■ **EXERCISE OBJECTIVE**
Can you reproduce the advice on choosing an agent in full, word for word?

■ **PROVIDED PASSAGE**
▬▬▬
Red flag No.1 when choosing an agent is the request for up-front fees. The soonest an agent should request money without having helped you to a new job is if you get a raise or sign a new contract with your current employer. If you have to buy an agent, you don't yet need an agent.
When choosing an agent, don’t allow yourself to be convinced of the agent’s credibility based only upon their client roster. Ask for references from clients that have actually gained employment through the efforts of that agent.
Young broadcasters especially should think twice before signing with an agent. It is tough enough to pay the bills on a salary under two thousand dollars per month. To then have to give away up to 10% in commission every month can be the fast track to big debt and bigger regret. You’ll resent it even more if you got the job on your own, yet are contractually obligated to still pay a monthly commission. These are the reasons STAA doesn’t charge commissions. We want our clients, especially those at the lower end of the earnings scale, to keep 100% of their salary.
▬▬▬
■ **INFORMATION**
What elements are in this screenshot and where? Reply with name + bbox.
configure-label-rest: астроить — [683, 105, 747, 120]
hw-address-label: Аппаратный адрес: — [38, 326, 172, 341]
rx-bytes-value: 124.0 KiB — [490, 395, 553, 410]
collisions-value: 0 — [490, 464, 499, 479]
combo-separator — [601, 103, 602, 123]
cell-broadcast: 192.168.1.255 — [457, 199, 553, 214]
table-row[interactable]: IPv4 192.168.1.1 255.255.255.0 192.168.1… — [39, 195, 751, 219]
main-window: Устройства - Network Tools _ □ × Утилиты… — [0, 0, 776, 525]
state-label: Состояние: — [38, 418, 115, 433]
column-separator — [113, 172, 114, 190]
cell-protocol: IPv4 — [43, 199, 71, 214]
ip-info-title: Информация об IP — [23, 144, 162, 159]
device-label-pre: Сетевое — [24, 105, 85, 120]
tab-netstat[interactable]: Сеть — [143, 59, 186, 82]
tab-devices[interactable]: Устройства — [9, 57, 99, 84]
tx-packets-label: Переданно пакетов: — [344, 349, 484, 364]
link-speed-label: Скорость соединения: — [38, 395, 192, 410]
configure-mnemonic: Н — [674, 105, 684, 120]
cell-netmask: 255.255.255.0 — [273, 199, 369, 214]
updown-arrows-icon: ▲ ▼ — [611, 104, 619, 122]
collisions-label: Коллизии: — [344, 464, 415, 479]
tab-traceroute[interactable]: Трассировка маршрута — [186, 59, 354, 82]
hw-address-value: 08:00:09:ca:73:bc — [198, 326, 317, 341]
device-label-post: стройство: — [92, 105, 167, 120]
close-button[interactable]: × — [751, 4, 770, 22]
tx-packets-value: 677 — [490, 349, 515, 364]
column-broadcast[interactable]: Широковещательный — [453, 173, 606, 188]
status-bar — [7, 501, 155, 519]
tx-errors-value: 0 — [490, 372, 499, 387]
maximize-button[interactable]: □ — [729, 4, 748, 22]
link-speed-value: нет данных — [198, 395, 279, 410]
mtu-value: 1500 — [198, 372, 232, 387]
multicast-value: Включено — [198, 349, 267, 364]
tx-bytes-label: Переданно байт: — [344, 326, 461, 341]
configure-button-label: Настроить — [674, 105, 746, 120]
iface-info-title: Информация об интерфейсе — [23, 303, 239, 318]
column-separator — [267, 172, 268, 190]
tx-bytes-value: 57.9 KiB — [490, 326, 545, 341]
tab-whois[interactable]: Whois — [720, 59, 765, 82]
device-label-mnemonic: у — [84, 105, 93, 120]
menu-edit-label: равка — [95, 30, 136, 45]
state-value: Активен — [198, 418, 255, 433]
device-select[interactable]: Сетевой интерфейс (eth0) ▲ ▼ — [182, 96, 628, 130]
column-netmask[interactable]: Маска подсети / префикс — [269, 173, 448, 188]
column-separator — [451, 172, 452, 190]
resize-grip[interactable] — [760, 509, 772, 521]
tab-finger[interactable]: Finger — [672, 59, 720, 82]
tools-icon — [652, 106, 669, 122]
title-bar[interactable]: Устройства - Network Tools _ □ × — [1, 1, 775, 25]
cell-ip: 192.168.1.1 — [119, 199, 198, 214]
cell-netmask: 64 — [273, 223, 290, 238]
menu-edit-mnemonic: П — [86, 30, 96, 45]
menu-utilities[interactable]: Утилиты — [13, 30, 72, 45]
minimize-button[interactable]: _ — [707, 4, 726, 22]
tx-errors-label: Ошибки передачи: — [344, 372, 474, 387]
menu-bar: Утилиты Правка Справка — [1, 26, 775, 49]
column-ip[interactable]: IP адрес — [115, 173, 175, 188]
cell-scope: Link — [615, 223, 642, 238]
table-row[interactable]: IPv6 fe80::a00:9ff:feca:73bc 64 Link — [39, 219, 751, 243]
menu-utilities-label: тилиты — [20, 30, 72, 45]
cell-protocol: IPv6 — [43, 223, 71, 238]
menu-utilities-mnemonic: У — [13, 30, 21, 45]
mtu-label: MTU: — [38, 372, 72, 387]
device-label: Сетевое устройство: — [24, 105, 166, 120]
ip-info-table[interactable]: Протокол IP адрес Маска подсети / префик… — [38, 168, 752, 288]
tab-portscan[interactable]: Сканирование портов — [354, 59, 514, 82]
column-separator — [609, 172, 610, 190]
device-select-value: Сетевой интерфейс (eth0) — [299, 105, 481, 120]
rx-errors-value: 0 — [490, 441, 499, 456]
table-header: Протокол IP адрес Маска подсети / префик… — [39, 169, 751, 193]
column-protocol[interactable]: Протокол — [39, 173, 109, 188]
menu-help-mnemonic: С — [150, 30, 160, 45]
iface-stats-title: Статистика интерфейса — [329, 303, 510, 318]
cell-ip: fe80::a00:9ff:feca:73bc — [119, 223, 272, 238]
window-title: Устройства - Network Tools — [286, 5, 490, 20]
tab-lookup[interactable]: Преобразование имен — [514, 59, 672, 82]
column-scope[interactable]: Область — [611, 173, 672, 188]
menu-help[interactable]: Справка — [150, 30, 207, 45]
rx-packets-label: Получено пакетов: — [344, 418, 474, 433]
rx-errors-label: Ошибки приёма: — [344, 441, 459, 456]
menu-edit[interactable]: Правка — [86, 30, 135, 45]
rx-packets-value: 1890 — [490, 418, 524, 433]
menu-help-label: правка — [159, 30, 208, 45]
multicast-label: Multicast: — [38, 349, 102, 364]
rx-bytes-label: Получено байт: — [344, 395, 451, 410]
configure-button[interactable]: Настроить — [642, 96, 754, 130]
▬▬▬
■ **OUTPUT OF THE TASK**
Red flag No.1 when choosing an agent is the request for up-front fees. The soonest an agent should request money without having helped you to a new job is if you get a raise or sign a new contract with your current employer. If you have to buy an agent, you don't yet need an agent.
When choosing an agent, don’t allow yourself to be convinced of the agent’s credibility based only upon their client roster. Ask for references from clients that have actually gained employment through the efforts of that agent.
Young broadcasters especially should think twice before signing with an agent. It is tough enough to pay the bills on a salary under two thousand dollars per month. To then have to give away up to 10% in commission every month can be the fast track to big debt and bigger regret. You’ll resent it even more if you got the job on your own, yet are contractually obligated to still pay a monthly commission. These are the reasons STAA doesn’t charge commissions. We want our clients, especially those at the lower end of the earnings scale, to keep 100% of their salary.